[Data records]
_____

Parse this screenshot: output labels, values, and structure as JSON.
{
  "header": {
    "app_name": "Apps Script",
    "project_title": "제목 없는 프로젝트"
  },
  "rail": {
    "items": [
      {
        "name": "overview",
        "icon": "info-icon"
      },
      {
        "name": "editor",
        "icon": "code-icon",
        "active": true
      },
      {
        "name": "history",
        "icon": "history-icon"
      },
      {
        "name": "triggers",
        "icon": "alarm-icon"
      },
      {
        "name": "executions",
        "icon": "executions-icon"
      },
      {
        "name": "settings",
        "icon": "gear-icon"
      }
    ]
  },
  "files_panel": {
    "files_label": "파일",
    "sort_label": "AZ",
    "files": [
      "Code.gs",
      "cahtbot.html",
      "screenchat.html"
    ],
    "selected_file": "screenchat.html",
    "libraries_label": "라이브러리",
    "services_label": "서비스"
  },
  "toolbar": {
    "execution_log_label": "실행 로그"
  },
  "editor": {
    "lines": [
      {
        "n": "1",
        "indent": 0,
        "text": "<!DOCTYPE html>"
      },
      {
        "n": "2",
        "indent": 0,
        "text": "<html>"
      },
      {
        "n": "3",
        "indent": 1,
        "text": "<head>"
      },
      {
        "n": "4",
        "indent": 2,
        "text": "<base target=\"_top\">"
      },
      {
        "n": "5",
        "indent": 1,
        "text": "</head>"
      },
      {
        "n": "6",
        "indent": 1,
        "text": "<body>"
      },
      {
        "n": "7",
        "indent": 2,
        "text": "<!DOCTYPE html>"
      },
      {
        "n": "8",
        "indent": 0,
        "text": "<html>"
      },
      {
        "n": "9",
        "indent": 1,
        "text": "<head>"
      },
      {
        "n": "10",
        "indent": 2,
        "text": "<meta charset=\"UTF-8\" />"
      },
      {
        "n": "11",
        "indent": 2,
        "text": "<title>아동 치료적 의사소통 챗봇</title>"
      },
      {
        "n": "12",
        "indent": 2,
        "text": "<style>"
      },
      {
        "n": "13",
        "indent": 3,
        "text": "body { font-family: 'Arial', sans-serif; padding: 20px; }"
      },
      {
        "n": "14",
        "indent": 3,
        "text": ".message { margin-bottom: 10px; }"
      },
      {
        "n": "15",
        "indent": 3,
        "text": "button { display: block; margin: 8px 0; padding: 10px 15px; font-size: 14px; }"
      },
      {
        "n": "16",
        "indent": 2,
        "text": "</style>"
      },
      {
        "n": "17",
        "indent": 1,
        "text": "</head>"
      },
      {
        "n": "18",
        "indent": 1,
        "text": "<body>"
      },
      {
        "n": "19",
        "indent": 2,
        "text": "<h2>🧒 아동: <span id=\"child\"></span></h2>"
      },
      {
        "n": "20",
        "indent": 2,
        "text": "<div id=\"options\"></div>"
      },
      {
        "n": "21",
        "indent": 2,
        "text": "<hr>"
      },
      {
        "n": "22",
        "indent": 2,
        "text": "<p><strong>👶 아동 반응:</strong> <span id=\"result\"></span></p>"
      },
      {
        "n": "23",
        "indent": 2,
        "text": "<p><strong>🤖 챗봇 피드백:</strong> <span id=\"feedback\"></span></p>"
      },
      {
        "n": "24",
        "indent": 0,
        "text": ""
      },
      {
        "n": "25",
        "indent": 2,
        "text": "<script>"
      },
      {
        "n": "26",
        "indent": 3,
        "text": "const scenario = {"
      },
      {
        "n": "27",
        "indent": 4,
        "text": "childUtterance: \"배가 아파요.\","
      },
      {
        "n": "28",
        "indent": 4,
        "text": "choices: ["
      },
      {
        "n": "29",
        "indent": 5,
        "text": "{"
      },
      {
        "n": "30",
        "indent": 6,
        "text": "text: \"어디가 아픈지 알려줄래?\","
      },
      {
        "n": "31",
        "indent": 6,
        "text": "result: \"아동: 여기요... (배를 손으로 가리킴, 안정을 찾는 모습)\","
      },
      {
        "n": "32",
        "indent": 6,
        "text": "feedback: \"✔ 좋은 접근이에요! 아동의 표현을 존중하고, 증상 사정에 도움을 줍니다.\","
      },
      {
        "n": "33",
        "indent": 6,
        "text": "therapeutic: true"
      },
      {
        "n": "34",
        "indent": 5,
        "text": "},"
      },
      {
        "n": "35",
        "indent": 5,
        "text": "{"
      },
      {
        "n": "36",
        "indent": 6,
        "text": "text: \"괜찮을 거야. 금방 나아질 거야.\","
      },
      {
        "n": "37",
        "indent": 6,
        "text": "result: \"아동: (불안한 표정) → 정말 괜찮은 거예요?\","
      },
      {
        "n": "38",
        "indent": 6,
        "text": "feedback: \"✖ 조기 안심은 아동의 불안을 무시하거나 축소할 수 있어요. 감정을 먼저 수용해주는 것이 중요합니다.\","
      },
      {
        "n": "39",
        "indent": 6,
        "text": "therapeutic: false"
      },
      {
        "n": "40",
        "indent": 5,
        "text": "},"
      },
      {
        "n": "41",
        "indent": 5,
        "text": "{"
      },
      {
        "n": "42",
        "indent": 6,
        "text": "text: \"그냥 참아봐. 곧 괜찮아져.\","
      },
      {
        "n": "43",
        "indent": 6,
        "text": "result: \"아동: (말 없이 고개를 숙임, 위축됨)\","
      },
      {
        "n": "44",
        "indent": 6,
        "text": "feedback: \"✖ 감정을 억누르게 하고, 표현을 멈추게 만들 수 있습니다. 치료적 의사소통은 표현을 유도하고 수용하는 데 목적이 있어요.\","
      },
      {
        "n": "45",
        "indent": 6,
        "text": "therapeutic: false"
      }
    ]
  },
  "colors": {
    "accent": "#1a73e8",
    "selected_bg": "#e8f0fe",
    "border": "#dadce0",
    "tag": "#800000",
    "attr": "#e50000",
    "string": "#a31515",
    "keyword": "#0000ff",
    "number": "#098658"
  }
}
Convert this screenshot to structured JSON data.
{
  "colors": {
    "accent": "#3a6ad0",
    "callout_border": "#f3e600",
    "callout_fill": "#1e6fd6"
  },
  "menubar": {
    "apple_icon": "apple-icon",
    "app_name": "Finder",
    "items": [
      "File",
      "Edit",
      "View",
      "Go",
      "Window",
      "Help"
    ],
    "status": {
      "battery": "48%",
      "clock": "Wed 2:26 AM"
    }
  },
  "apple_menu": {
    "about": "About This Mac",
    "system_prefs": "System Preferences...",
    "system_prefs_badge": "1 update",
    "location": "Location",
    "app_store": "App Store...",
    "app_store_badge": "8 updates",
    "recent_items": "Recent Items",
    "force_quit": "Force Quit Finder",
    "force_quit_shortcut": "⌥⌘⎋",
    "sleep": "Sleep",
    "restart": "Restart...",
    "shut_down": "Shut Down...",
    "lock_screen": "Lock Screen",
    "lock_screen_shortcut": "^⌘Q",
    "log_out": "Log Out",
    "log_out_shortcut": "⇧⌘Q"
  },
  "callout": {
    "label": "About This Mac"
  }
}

_____

* Prompt
Every line from the one containing "Convert this screenshot" through the last line must be copied exactly; leave out the rest.

* Worked solution
Convert this screenshot to structured JSON data.
{
  "colors": {
    "accent": "#3a6ad0",
    "callout_border": "#f3e600",
    "callout_fill": "#1e6fd6"
  },
  "menubar": {
    "apple_icon": "apple-icon",
    "app_name": "Finder",
    "items": [
      "File",
      "Edit",
      "View",
      "Go",
      "Window",
      "Help"
    ],
    "status": {
      "battery": "48%",
      "clock": "Wed 2:26 AM"
    }
  },
  "apple_menu": {
    "about": "About This Mac",
    "system_prefs": "System Preferences...",
    "system_prefs_badge": "1 update",
    "location": "Location",
    "app_store": "App Store...",
    "app_store_badge": "8 updates",
    "recent_items": "Recent Items",
    "force_quit": "Force Quit Finder",
    "force_quit_shortcut": "⌥⌘⎋",
    "sleep": "Sleep",
    "restart": "Restart...",
    "shut_down": "Shut Down...",
    "lock_screen": "Lock Screen",
    "lock_screen_shortcut": "^⌘Q",
    "log_out": "Log Out",
    "log_out_shortcut": "⇧⌘Q"
  },
  "callout": {
    "label": "About This Mac"
  }
}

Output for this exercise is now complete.